[Data entries]
————

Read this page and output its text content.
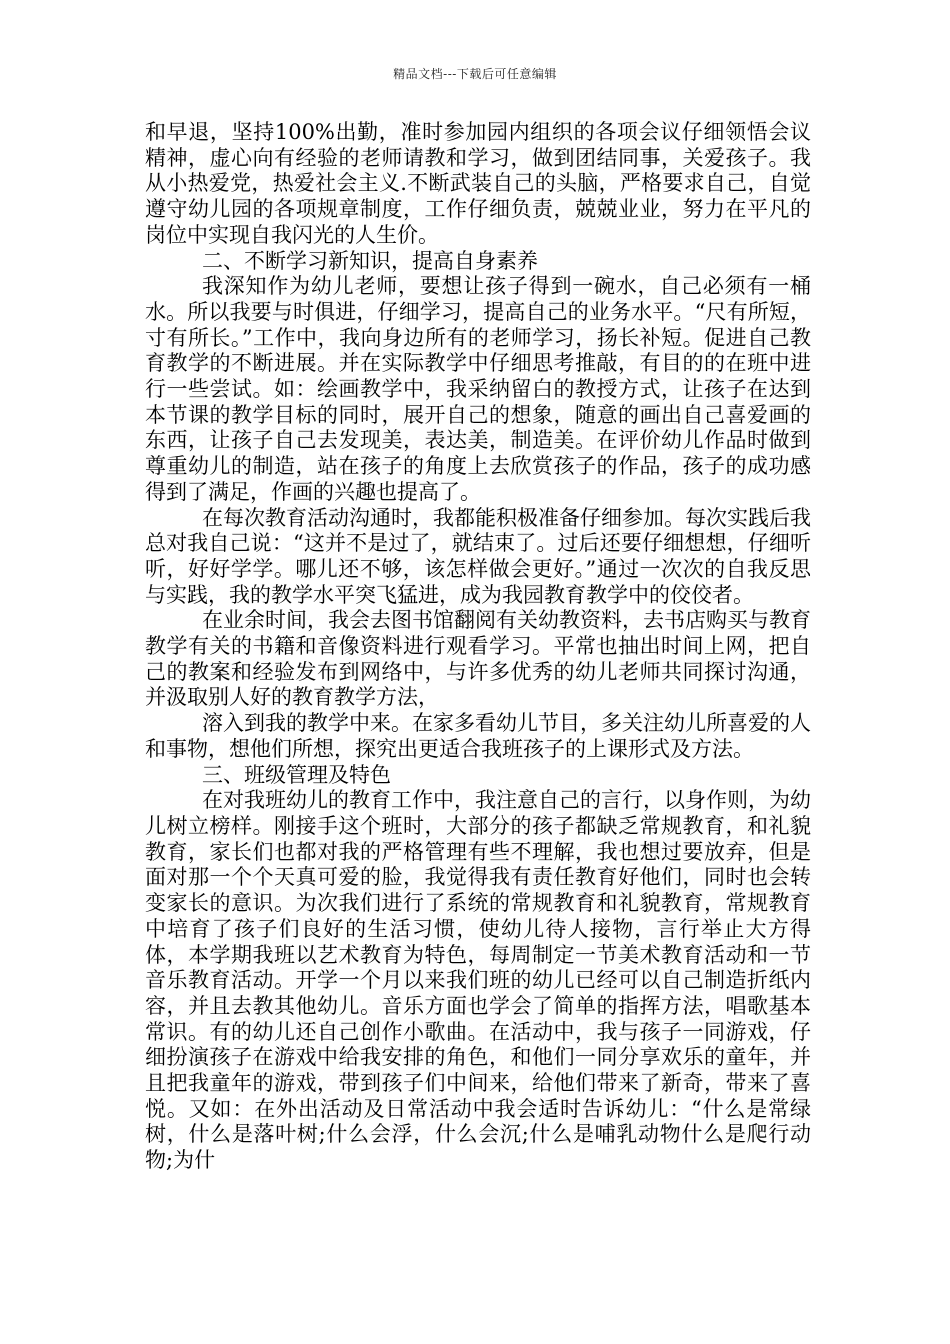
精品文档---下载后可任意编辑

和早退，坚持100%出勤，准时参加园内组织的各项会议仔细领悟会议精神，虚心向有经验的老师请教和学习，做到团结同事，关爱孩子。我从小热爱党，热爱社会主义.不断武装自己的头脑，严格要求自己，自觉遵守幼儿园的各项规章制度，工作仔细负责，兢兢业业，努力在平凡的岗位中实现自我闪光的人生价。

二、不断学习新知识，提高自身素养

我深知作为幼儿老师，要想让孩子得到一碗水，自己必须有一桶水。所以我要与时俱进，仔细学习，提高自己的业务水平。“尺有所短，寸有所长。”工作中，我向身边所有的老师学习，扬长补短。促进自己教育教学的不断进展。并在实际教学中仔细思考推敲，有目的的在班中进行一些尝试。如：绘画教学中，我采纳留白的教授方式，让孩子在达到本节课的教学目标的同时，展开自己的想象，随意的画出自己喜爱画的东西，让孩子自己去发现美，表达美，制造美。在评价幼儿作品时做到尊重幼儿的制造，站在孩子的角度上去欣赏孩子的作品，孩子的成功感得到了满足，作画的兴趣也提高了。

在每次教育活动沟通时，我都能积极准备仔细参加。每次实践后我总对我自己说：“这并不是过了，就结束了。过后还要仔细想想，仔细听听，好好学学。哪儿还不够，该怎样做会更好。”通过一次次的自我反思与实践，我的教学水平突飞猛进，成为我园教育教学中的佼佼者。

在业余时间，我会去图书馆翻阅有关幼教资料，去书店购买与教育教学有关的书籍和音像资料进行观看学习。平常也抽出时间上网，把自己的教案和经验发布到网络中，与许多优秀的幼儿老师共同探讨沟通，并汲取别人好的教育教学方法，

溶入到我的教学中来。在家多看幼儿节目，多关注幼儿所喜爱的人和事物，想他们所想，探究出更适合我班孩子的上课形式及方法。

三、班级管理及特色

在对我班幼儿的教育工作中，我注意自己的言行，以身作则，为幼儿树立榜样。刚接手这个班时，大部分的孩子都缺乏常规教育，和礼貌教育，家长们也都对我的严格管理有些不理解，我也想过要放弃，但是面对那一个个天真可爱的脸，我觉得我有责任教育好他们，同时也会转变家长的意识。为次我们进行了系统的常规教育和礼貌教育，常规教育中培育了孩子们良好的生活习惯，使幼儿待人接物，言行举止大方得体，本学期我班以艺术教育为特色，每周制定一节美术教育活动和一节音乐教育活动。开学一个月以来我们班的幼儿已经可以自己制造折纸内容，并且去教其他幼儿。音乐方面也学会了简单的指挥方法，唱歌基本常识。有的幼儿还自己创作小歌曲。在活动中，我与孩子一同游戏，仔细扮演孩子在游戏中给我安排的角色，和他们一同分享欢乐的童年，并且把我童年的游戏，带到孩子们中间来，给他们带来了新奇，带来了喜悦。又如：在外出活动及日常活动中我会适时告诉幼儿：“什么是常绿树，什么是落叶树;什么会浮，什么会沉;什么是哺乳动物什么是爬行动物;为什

————

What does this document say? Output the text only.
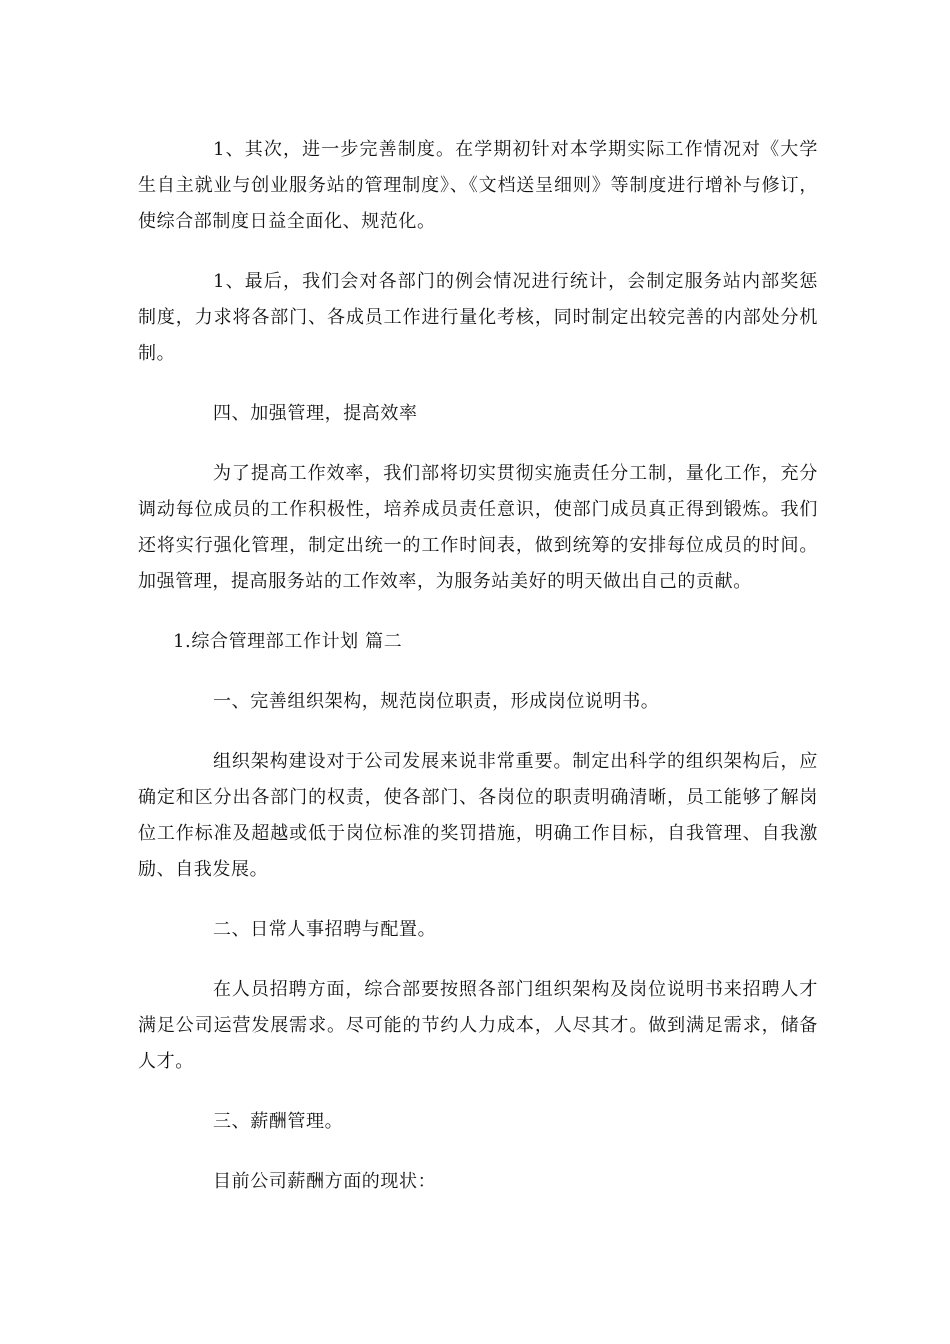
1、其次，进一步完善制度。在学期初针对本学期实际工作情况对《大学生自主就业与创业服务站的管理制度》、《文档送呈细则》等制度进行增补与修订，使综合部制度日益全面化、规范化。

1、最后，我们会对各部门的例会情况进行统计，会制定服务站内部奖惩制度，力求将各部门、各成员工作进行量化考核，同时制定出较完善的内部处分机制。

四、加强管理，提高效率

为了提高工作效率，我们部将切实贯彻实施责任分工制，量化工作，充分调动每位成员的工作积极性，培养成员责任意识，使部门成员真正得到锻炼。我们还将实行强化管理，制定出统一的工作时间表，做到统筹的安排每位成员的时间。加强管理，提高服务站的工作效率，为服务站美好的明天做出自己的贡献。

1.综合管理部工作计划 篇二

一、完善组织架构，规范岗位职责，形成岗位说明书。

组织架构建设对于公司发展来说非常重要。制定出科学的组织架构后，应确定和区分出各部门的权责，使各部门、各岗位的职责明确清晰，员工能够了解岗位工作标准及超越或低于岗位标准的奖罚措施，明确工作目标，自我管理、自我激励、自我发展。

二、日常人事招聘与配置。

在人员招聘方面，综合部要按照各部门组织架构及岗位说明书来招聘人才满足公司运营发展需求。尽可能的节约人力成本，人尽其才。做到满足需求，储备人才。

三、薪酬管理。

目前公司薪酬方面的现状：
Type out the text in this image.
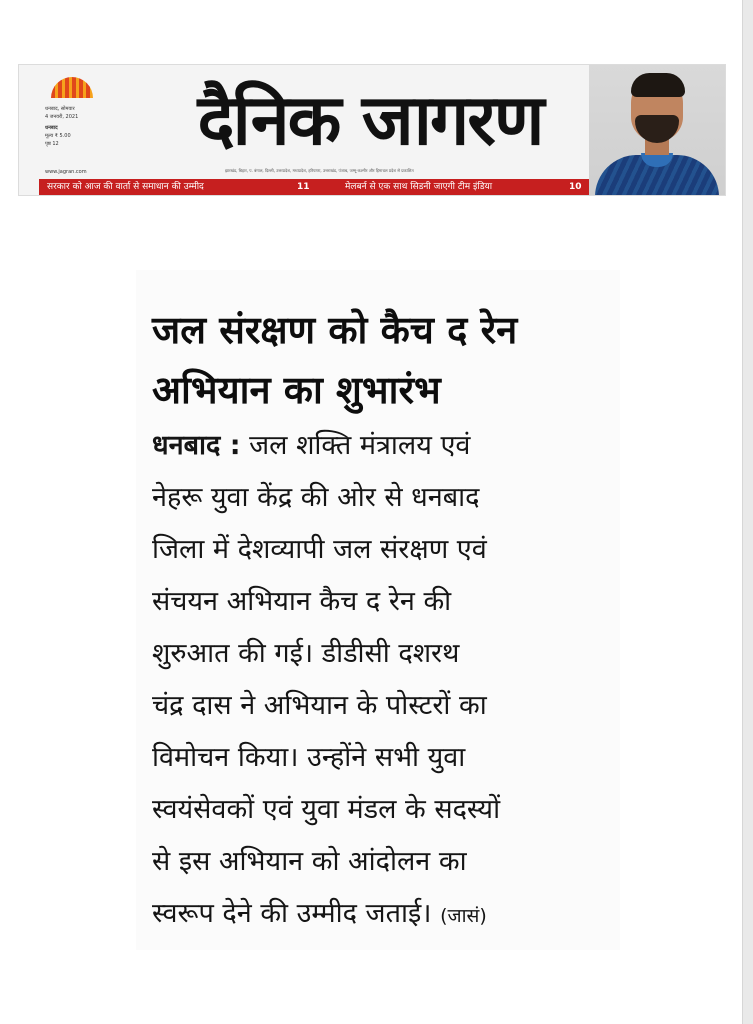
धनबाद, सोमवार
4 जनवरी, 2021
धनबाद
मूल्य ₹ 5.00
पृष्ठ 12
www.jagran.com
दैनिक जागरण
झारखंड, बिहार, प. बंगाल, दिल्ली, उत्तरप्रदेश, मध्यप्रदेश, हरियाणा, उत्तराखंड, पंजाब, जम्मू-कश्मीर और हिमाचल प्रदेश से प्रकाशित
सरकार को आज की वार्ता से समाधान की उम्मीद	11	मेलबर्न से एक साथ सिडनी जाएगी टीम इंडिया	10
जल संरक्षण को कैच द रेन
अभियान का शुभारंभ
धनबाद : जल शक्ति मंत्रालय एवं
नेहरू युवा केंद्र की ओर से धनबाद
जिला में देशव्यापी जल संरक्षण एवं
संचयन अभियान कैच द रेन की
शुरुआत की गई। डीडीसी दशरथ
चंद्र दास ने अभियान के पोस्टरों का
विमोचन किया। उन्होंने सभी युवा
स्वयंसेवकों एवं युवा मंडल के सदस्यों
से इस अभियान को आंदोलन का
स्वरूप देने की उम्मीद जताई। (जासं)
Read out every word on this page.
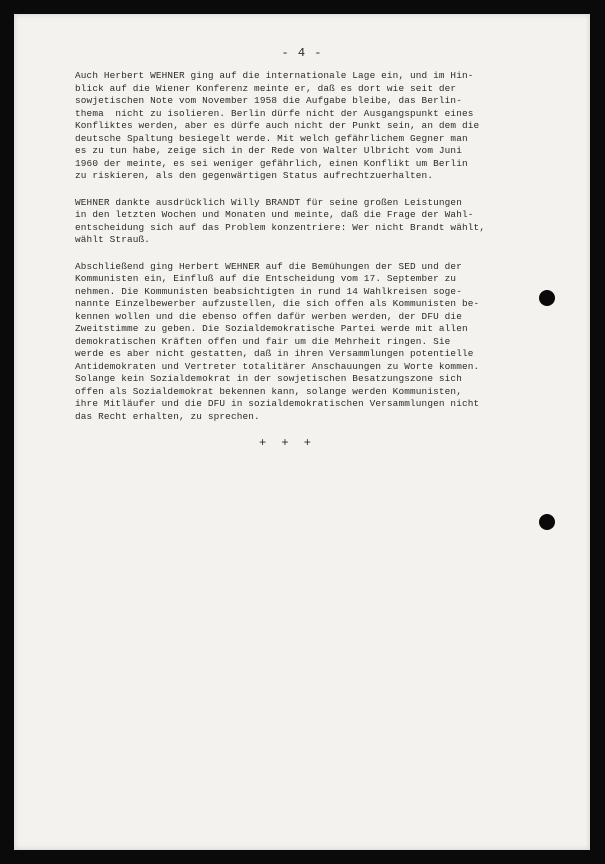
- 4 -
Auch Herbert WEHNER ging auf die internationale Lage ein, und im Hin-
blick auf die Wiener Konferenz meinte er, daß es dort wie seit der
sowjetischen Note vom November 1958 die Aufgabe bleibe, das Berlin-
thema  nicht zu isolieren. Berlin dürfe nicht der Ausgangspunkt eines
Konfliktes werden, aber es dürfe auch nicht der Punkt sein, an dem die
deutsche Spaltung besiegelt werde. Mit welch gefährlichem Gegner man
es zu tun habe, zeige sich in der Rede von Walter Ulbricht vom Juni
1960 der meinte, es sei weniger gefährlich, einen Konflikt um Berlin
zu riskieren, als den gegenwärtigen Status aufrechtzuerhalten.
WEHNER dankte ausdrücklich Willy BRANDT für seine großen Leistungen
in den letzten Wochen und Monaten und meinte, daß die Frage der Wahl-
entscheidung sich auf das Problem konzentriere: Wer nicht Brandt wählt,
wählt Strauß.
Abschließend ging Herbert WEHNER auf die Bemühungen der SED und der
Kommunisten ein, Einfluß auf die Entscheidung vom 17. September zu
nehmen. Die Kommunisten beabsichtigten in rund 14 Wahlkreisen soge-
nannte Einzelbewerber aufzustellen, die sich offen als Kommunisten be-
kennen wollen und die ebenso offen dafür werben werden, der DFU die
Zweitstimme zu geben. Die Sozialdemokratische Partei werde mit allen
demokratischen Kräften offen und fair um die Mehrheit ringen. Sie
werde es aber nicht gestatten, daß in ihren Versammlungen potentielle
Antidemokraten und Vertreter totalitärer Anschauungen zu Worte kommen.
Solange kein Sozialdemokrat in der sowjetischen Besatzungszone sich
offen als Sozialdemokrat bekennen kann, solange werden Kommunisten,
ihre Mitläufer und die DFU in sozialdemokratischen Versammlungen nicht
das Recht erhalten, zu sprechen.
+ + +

————

*BRIEF*: Give only the number of lines in the material above that hold the word "Kommunisten".

*ANSWER TO THE EXERCISE*: 4